- **What this task involves**
Retype the material word for word.

- **The records**
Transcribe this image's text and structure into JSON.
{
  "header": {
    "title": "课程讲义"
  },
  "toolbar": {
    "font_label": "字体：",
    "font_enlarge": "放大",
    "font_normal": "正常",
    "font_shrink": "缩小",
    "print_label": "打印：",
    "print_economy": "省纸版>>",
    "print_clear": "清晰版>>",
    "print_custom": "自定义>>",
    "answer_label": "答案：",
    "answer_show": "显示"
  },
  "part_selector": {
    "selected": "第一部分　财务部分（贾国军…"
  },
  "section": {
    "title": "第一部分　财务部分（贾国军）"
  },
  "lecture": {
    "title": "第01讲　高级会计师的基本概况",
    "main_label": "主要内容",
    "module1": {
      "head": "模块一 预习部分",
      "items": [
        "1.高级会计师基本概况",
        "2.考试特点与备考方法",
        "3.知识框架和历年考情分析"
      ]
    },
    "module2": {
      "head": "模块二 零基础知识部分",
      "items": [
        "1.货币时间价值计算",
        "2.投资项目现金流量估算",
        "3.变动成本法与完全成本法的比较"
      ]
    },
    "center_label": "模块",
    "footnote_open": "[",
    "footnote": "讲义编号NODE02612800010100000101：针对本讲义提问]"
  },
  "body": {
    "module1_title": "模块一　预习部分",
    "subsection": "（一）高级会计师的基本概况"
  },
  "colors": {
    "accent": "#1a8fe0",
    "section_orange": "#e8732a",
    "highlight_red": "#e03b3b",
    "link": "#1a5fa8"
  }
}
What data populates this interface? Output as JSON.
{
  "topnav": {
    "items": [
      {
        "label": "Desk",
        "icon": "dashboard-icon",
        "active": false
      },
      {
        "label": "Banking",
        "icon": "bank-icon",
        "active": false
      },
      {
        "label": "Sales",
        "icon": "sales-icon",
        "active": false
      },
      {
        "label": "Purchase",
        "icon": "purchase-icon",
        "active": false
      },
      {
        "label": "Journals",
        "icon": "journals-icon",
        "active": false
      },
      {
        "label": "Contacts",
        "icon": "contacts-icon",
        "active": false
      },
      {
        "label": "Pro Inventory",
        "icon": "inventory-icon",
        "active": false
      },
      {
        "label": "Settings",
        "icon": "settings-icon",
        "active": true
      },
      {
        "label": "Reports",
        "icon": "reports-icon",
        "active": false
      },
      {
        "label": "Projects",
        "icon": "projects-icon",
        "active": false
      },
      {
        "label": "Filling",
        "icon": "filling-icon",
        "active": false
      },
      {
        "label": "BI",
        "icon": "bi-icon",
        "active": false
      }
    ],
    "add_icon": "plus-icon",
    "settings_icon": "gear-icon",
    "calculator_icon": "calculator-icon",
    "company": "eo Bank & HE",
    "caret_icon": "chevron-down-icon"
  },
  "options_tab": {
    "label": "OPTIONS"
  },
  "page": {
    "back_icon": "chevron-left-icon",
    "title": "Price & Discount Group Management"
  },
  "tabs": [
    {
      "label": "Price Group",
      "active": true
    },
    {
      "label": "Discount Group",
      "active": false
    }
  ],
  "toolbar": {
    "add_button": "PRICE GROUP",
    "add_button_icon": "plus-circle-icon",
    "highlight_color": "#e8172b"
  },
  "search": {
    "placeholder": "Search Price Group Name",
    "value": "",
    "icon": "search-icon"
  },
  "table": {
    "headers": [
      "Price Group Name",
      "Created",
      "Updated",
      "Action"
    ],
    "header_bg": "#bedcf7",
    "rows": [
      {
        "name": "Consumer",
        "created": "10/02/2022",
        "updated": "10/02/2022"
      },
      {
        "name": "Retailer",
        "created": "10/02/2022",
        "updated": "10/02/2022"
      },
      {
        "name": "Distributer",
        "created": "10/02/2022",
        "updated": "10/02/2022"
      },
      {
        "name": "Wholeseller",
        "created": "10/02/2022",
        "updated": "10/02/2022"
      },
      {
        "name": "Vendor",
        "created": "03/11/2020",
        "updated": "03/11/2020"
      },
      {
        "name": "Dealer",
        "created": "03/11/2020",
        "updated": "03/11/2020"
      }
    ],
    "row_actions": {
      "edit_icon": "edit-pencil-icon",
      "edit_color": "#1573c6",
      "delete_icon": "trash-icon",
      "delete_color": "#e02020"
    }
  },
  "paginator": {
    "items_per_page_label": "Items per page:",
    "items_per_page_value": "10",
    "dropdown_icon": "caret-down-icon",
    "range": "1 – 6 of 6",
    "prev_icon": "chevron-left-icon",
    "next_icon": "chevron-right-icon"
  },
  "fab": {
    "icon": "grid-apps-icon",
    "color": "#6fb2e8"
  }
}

- **Solution below**
Transcribe this image's text and structure into JSON.
{
  "header": {
    "title": "课程讲义"
  },
  "toolbar": {
    "font_label": "字体：",
    "font_enlarge": "放大",
    "font_normal": "正常",
    "font_shrink": "缩小",
    "print_label": "打印：",
    "print_economy": "省纸版>>",
    "print_clear": "清晰版>>",
    "print_custom": "自定义>>",
    "answer_label": "答案：",
    "answer_show": "显示"
  },
  "part_selector": {
    "selected": "第一部分　财务部分（贾国军…"
  },
  "section": {
    "title": "第一部分　财务部分（贾国军）"
  },
  "lecture": {
    "title": "第01讲　高级会计师的基本概况",
    "main_label": "主要内容",
    "module1": {
      "head": "模块一 预习部分",
      "items": [
        "1.高级会计师基本概况",
        "2.考试特点与备考方法",
        "3.知识框架和历年考情分析"
      ]
    },
    "module2": {
      "head": "模块二 零基础知识部分",
      "items": [
        "1.货币时间价值计算",
        "2.投资项目现金流量估算",
        "3.变动成本法与完全成本法的比较"
      ]
    },
    "center_label": "模块",
    "footnote_open": "[",
    "footnote": "讲义编号NODE02612800010100000101：针对本讲义提问]"
  },
  "body": {
    "module1_title": "模块一　预习部分",
    "subsection": "（一）高级会计师的基本概况"
  },
  "colors": {
    "accent": "#1a8fe0",
    "section_orange": "#e8732a",
    "highlight_red": "#e03b3b",
    "link": "#1a5fa8"
  }
}
What data populates this interface? Output as JSON.
{
  "topnav": {
    "items": [
      {
        "label": "Desk",
        "icon": "dashboard-icon",
        "active": false
      },
      {
        "label": "Banking",
        "icon": "bank-icon",
        "active": false
      },
      {
        "label": "Sales",
        "icon": "sales-icon",
        "active": false
      },
      {
        "label": "Purchase",
        "icon": "purchase-icon",
        "active": false
      },
      {
        "label": "Journals",
        "icon": "journals-icon",
        "active": false
      },
      {
        "label": "Contacts",
        "icon": "contacts-icon",
        "active": false
      },
      {
        "label": "Pro Inventory",
        "icon": "inventory-icon",
        "active": false
      },
      {
        "label": "Settings",
        "icon": "settings-icon",
        "active": true
      },
      {
        "label": "Reports",
        "icon": "reports-icon",
        "active": false
      },
      {
        "label": "Projects",
        "icon": "projects-icon",
        "active": false
      },
      {
        "label": "Filling",
        "icon": "filling-icon",
        "active": false
      },
      {
        "label": "BI",
        "icon": "bi-icon",
        "active": false
      }
    ],
    "add_icon": "plus-icon",
    "settings_icon": "gear-icon",
    "calculator_icon": "calculator-icon",
    "company": "eo Bank & HE",
    "caret_icon": "chevron-down-icon"
  },
  "options_tab": {
    "label": "OPTIONS"
  },
  "page": {
    "back_icon": "chevron-left-icon",
    "title": "Price & Discount Group Management"
  },
  "tabs": [
    {
      "label": "Price Group",
      "active": true
    },
    {
      "label": "Discount Group",
      "active": false
    }
  ],
  "toolbar": {
    "add_button": "PRICE GROUP",
    "add_button_icon": "plus-circle-icon",
    "highlight_color": "#e8172b"
  },
  "search": {
    "placeholder": "Search Price Group Name",
    "value": "",
    "icon": "search-icon"
  },
  "table": {
    "headers": [
      "Price Group Name",
      "Created",
      "Updated",
      "Action"
    ],
    "header_bg": "#bedcf7",
    "rows": [
      {
        "name": "Consumer",
        "created": "10/02/2022",
        "updated": "10/02/2022"
      },
      {
        "name": "Retailer",
        "created": "10/02/2022",
        "updated": "10/02/2022"
      },
      {
        "name": "Distributer",
        "created": "10/02/2022",
        "updated": "10/02/2022"
      },
      {
        "name": "Wholeseller",
        "created": "10/02/2022",
        "updated": "10/02/2022"
      },
      {
        "name": "Vendor",
        "created": "03/11/2020",
        "updated": "03/11/2020"
      },
      {
        "name": "Dealer",
        "created": "03/11/2020",
        "updated": "03/11/2020"
      }
    ],
    "row_actions": {
      "edit_icon": "edit-pencil-icon",
      "edit_color": "#1573c6",
      "delete_icon": "trash-icon",
      "delete_color": "#e02020"
    }
  },
  "paginator": {
    "items_per_page_label": "Items per page:",
    "items_per_page_value": "10",
    "dropdown_icon": "caret-down-icon",
    "range": "1 – 6 of 6",
    "prev_icon": "chevron-left-icon",
    "next_icon": "chevron-right-icon"
  },
  "fab": {
    "icon": "grid-apps-icon",
    "color": "#6fb2e8"
  }
}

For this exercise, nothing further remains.